Stored data
◆ ◆ ◆

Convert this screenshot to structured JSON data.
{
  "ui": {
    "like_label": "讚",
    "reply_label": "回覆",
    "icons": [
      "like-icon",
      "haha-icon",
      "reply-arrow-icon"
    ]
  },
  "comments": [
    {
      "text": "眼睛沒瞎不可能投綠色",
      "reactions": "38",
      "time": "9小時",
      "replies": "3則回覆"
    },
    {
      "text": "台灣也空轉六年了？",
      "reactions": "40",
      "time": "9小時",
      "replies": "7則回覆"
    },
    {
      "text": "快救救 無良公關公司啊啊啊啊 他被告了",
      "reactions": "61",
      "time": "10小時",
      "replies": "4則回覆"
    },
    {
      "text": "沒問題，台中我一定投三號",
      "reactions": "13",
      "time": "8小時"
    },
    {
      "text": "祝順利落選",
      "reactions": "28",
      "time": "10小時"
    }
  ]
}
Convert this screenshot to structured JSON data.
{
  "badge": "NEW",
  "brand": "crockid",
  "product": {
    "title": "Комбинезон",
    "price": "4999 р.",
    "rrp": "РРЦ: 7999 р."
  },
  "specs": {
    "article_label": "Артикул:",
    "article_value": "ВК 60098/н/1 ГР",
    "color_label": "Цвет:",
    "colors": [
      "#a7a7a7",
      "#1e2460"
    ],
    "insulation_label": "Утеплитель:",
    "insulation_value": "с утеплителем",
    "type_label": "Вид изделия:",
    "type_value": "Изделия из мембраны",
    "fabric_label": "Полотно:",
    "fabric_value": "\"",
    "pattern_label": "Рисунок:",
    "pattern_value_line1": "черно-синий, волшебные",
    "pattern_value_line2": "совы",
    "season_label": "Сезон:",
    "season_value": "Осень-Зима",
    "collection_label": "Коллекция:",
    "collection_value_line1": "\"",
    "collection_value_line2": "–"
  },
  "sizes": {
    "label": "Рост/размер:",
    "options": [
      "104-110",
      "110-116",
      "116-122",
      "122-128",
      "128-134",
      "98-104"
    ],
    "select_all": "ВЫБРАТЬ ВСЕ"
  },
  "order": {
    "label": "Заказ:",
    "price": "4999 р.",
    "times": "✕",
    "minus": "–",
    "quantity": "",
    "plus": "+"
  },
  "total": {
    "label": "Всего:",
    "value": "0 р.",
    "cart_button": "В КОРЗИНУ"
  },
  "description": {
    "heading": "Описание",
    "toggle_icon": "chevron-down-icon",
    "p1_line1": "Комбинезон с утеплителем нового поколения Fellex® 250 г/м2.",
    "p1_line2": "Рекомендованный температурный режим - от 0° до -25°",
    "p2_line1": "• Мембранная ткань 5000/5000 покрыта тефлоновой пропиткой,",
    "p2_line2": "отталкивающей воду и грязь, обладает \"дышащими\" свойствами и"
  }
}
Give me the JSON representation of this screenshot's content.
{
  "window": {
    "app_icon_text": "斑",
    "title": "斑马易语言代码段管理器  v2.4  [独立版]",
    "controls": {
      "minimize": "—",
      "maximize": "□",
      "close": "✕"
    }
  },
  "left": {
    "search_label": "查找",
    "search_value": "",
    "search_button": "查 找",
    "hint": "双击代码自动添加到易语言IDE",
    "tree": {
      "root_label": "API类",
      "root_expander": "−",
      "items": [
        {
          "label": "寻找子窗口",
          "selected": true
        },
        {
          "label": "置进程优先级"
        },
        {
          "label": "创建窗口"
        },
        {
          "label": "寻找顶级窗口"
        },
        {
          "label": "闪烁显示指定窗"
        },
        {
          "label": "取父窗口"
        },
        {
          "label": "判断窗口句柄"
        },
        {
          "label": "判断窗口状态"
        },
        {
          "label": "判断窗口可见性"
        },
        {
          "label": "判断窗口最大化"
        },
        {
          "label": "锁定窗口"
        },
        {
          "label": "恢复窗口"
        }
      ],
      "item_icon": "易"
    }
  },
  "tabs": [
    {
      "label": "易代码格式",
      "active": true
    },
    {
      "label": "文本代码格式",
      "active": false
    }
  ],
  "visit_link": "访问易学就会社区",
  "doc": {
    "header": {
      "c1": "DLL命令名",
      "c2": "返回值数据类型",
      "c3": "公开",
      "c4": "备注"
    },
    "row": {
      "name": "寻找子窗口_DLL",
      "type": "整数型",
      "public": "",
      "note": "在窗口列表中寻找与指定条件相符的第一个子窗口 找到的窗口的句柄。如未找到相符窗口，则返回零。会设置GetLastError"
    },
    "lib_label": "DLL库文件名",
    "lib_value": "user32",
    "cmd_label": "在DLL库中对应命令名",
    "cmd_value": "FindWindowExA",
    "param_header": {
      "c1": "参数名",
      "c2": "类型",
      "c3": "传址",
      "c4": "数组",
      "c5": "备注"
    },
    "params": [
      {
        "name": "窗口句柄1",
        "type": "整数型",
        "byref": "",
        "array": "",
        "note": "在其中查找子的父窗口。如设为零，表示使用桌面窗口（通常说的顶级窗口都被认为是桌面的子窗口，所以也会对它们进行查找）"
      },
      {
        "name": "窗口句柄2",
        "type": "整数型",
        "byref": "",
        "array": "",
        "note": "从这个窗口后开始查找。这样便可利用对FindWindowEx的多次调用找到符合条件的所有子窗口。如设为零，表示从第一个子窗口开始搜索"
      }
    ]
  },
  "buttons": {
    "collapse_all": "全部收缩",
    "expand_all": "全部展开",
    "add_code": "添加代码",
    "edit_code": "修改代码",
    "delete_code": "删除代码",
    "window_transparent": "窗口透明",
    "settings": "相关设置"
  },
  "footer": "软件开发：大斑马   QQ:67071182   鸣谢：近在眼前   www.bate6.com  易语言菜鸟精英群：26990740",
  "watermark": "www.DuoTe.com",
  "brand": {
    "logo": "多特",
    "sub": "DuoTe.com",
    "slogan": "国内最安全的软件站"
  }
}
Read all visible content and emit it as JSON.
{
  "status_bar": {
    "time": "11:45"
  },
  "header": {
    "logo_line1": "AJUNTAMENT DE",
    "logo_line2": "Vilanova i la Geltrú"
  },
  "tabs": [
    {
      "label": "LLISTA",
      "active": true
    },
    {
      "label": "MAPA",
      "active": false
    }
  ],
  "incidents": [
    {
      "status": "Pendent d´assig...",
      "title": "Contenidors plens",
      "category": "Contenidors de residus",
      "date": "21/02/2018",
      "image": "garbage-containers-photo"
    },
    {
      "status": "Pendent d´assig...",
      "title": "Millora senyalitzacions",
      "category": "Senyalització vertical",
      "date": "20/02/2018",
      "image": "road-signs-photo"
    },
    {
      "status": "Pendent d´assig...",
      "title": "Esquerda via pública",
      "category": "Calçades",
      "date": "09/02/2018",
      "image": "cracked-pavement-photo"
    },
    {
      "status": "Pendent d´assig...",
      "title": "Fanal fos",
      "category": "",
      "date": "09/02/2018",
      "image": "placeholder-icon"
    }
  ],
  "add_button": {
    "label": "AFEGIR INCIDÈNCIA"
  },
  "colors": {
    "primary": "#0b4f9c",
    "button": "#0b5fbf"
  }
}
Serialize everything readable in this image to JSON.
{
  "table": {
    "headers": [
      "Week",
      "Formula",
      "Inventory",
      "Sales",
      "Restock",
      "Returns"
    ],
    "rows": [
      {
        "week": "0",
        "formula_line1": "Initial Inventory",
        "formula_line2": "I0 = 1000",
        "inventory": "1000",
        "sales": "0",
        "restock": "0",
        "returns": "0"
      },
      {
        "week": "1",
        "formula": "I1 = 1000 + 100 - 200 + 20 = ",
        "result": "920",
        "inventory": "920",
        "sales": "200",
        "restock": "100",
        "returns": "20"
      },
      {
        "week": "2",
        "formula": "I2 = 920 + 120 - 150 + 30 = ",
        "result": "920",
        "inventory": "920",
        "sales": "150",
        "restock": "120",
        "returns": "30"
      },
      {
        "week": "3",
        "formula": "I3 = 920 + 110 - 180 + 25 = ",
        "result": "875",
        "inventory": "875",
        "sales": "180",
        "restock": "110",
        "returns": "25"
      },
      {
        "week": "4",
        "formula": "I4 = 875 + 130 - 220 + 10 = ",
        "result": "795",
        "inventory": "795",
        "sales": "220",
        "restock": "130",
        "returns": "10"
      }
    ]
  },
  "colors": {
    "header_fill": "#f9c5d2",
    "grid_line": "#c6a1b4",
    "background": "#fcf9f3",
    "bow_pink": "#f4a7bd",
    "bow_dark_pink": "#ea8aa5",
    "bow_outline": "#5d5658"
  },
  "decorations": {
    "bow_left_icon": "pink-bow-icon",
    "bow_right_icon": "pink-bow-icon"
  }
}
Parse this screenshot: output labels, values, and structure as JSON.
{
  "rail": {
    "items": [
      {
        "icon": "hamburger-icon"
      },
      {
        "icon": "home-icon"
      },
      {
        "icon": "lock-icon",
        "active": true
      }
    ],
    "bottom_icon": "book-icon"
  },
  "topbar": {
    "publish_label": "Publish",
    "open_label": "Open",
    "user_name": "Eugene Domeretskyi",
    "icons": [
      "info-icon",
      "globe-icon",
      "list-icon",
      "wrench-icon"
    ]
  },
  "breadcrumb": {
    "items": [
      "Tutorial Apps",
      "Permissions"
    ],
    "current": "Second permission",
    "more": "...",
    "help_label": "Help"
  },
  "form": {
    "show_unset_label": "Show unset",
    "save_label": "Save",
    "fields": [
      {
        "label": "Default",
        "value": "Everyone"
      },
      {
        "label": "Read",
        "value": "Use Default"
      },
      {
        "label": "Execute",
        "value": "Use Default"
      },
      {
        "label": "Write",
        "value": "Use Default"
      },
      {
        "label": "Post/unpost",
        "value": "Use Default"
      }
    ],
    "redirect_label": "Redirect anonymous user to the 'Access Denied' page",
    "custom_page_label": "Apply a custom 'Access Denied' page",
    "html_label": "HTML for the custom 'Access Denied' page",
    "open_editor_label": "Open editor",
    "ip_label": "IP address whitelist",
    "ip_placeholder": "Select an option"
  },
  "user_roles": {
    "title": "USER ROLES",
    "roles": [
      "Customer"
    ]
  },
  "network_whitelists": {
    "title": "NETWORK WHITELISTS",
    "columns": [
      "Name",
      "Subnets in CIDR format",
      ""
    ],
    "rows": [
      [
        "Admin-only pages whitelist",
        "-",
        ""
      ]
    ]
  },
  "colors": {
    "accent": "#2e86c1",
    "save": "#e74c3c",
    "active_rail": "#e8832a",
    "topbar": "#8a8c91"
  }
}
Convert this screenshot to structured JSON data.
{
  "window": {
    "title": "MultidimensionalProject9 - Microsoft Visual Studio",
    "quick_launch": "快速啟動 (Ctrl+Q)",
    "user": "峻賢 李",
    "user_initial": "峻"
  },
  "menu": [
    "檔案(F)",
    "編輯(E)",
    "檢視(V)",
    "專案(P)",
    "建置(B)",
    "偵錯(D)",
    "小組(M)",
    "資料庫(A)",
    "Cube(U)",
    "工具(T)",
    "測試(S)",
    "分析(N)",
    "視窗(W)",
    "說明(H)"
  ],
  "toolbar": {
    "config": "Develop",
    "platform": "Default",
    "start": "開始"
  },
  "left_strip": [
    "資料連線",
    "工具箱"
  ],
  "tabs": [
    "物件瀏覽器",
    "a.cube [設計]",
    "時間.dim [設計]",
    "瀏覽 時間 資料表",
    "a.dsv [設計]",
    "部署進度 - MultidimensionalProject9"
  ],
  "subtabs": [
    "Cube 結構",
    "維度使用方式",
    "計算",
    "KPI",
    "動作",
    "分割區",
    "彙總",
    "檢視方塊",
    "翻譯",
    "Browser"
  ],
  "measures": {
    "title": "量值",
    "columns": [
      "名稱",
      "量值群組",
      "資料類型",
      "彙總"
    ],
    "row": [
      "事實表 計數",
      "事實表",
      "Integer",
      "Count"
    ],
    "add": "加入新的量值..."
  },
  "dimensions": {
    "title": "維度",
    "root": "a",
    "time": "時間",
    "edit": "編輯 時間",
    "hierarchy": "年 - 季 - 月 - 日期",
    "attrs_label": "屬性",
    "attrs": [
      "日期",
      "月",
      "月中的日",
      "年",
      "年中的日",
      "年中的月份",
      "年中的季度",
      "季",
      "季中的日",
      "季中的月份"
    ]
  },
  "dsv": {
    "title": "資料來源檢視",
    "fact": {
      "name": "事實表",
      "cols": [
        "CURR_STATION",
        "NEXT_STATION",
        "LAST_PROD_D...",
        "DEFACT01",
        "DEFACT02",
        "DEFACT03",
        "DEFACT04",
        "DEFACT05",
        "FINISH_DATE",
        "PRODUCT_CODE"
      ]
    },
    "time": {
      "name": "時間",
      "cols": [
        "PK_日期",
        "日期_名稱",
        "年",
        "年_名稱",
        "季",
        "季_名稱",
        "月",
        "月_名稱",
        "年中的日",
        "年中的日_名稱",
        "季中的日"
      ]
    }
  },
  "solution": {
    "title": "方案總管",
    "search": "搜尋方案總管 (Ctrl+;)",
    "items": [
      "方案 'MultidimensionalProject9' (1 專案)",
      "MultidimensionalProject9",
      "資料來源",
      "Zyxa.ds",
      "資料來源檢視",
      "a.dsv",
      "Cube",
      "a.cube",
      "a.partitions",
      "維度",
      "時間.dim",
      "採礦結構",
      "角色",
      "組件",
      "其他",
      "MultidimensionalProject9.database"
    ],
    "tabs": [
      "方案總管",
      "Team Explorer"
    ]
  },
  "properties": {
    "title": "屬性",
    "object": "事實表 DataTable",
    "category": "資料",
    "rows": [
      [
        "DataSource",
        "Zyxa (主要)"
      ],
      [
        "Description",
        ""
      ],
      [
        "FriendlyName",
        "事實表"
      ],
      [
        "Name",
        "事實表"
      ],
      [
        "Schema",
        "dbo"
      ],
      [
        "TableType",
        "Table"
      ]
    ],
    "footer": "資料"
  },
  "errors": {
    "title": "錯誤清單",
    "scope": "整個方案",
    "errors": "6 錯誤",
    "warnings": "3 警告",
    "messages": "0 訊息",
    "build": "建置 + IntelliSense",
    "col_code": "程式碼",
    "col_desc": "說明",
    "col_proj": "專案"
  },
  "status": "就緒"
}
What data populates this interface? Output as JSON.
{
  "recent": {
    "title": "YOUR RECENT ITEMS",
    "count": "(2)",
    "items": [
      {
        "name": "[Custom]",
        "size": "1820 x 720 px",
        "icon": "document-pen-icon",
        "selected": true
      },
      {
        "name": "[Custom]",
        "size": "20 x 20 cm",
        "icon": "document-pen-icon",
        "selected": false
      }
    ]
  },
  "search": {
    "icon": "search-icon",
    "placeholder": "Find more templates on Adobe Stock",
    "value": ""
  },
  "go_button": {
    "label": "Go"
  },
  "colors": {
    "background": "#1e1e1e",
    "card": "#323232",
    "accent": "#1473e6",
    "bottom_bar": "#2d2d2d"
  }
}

◆ ◆ ◆

◆ **Description of the task**: Copy out all lines where the word "утеплителем" appears.

◆ **Response**:
    "insulation_value": "с утеплителем",
    "p1_line1": "Комбинезон с утеплителем нового поколения Fellex® 250 г/м2.",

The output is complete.